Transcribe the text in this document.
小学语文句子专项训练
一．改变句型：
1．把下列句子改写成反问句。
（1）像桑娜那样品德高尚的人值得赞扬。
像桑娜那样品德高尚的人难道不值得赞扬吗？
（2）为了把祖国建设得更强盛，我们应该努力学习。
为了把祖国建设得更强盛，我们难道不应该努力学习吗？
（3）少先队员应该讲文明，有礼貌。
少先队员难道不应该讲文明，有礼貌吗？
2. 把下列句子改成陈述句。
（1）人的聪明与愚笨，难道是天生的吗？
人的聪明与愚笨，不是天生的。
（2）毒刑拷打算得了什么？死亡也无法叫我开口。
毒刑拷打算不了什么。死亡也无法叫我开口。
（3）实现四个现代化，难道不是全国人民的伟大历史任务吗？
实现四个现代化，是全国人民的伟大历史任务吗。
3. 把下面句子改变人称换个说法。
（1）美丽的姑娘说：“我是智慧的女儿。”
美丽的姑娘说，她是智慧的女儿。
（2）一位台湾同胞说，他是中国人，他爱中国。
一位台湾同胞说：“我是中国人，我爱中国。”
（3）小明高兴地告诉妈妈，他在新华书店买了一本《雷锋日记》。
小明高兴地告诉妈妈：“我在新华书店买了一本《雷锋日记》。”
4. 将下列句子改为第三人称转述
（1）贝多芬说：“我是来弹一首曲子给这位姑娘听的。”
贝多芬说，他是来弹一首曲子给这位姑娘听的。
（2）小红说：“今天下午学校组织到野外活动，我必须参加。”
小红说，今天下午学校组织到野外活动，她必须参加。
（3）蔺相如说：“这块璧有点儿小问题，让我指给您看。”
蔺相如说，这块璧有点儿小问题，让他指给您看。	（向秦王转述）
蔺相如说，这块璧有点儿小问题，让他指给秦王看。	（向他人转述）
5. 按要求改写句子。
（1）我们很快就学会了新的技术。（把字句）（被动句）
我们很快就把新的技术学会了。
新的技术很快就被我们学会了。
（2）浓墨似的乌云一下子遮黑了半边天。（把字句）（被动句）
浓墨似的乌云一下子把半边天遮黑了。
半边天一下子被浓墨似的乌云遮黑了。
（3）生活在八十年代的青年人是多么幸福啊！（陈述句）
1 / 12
___
*Instructions to follow*.
Please reproduce each line exactly as written.

*Answer for this exercise*.
Transcribe the text in this document.
小学语文句子专项训练
一．改变句型：
1．把下列句子改写成反问句。
（1）像桑娜那样品德高尚的人值得赞扬。
像桑娜那样品德高尚的人难道不值得赞扬吗？
（2）为了把祖国建设得更强盛，我们应该努力学习。
为了把祖国建设得更强盛，我们难道不应该努力学习吗？
（3）少先队员应该讲文明，有礼貌。
少先队员难道不应该讲文明，有礼貌吗？
2. 把下列句子改成陈述句。
（1）人的聪明与愚笨，难道是天生的吗？
人的聪明与愚笨，不是天生的。
（2）毒刑拷打算得了什么？死亡也无法叫我开口。
毒刑拷打算不了什么。死亡也无法叫我开口。
（3）实现四个现代化，难道不是全国人民的伟大历史任务吗？
实现四个现代化，是全国人民的伟大历史任务吗。
3. 把下面句子改变人称换个说法。
（1）美丽的姑娘说：“我是智慧的女儿。”
美丽的姑娘说，她是智慧的女儿。
（2）一位台湾同胞说，他是中国人，他爱中国。
一位台湾同胞说：“我是中国人，我爱中国。”
（3）小明高兴地告诉妈妈，他在新华书店买了一本《雷锋日记》。
小明高兴地告诉妈妈：“我在新华书店买了一本《雷锋日记》。”
4. 将下列句子改为第三人称转述
（1）贝多芬说：“我是来弹一首曲子给这位姑娘听的。”
贝多芬说，他是来弹一首曲子给这位姑娘听的。
（2）小红说：“今天下午学校组织到野外活动，我必须参加。”
小红说，今天下午学校组织到野外活动，她必须参加。
（3）蔺相如说：“这块璧有点儿小问题，让我指给您看。”
蔺相如说，这块璧有点儿小问题，让他指给您看。	（向秦王转述）
蔺相如说，这块璧有点儿小问题，让他指给秦王看。	（向他人转述）
5. 按要求改写句子。
（1）我们很快就学会了新的技术。（把字句）（被动句）
我们很快就把新的技术学会了。
新的技术很快就被我们学会了。
（2）浓墨似的乌云一下子遮黑了半边天。（把字句）（被动句）
浓墨似的乌云一下子把半边天遮黑了。
半边天一下子被浓墨似的乌云遮黑了。
（3）生活在八十年代的青年人是多么幸福啊！（陈述句）
1 / 12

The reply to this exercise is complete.